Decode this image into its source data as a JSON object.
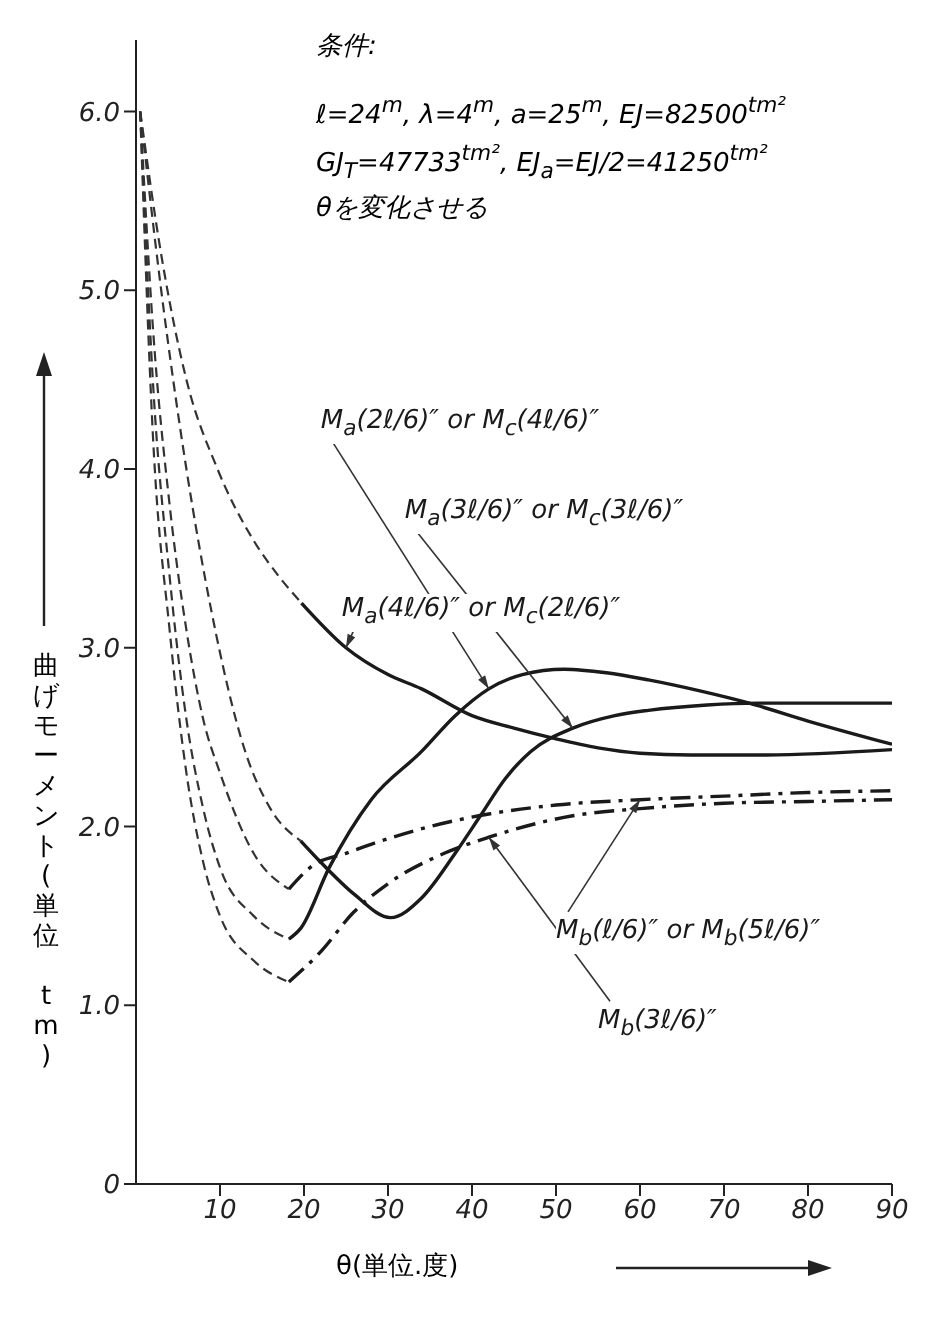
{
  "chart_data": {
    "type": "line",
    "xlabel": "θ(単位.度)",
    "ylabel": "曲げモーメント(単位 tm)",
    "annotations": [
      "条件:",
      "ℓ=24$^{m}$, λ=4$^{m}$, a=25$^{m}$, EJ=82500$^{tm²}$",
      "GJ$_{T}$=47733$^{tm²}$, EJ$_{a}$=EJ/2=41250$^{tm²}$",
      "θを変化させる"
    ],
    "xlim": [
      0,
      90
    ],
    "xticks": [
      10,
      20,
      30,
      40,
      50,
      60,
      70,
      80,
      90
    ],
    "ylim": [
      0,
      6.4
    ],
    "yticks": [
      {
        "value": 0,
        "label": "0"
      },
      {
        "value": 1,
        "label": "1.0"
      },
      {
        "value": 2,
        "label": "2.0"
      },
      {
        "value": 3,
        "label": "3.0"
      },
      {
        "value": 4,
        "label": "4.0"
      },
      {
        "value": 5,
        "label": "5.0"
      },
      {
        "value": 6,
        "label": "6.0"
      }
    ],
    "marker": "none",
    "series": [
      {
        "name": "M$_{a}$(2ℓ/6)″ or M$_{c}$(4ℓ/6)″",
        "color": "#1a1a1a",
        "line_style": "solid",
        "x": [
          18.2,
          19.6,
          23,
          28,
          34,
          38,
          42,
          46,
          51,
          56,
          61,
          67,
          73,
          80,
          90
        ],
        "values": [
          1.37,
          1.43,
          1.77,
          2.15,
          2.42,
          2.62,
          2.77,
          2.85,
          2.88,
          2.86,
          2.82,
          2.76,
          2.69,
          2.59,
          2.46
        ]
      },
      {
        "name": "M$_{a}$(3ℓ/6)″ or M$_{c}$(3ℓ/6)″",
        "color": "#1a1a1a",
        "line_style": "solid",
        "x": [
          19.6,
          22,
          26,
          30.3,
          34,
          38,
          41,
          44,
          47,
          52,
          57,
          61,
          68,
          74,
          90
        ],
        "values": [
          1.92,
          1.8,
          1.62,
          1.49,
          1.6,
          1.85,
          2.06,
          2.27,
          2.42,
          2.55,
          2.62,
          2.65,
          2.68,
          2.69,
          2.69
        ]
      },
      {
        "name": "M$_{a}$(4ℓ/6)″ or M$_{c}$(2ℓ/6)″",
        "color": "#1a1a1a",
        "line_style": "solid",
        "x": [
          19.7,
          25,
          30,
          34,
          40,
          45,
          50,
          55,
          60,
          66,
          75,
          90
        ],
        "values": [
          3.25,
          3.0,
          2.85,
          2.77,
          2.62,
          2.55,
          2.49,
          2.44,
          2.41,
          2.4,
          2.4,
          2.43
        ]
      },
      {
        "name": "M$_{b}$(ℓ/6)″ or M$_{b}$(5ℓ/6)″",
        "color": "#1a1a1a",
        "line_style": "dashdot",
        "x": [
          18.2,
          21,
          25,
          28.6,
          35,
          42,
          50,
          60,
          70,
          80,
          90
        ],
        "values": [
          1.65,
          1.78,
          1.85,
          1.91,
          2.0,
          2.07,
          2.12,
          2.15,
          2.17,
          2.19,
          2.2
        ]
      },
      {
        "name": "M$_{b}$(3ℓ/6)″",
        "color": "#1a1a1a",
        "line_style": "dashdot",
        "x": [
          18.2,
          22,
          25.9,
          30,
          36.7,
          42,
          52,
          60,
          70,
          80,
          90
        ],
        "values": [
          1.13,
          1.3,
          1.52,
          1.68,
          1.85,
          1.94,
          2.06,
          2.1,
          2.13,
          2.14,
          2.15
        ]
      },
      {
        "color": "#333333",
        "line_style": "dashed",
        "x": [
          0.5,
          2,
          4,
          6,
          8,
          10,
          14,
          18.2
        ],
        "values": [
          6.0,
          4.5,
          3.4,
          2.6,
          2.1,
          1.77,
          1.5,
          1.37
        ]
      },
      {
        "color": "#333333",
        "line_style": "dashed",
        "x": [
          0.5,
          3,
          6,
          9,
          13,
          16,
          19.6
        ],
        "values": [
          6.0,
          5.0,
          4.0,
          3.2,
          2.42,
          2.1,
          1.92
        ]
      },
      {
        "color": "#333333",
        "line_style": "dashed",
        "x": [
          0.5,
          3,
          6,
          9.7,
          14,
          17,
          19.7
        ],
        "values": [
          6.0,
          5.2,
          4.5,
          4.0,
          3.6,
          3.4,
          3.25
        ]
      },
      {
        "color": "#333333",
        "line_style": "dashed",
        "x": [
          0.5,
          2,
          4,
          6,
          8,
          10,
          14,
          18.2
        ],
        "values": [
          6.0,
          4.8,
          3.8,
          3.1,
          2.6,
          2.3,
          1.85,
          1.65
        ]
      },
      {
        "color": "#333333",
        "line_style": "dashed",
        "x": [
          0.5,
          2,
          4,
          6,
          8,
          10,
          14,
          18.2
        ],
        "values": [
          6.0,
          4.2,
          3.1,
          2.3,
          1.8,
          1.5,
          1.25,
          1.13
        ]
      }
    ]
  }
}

• • • • •

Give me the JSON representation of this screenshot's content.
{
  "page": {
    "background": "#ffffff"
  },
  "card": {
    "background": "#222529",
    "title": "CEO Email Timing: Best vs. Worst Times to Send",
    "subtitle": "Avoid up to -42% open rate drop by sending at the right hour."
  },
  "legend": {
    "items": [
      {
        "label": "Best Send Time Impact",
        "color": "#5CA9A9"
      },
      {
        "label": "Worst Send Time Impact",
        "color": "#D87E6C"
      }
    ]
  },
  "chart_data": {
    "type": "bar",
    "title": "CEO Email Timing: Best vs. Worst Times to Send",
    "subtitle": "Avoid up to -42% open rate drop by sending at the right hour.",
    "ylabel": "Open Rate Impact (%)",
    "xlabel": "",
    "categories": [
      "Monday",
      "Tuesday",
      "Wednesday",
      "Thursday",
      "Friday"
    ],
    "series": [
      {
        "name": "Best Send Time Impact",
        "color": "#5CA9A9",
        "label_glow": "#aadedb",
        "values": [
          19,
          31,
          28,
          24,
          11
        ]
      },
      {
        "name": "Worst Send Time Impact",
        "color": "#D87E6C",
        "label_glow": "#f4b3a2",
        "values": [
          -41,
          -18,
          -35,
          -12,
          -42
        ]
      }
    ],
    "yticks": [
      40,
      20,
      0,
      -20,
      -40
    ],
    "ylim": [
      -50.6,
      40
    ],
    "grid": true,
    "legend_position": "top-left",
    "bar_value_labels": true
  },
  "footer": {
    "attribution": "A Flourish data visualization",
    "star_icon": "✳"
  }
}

• • • • •

- Work to complete -
Find all lines with "Avoid" in them and copy each one.

- Solution below -
    "subtitle": "Avoid up to -42% open rate drop by sending at the right hour."
    "subtitle": "Avoid up to -42% open rate drop by sending at the right hour.",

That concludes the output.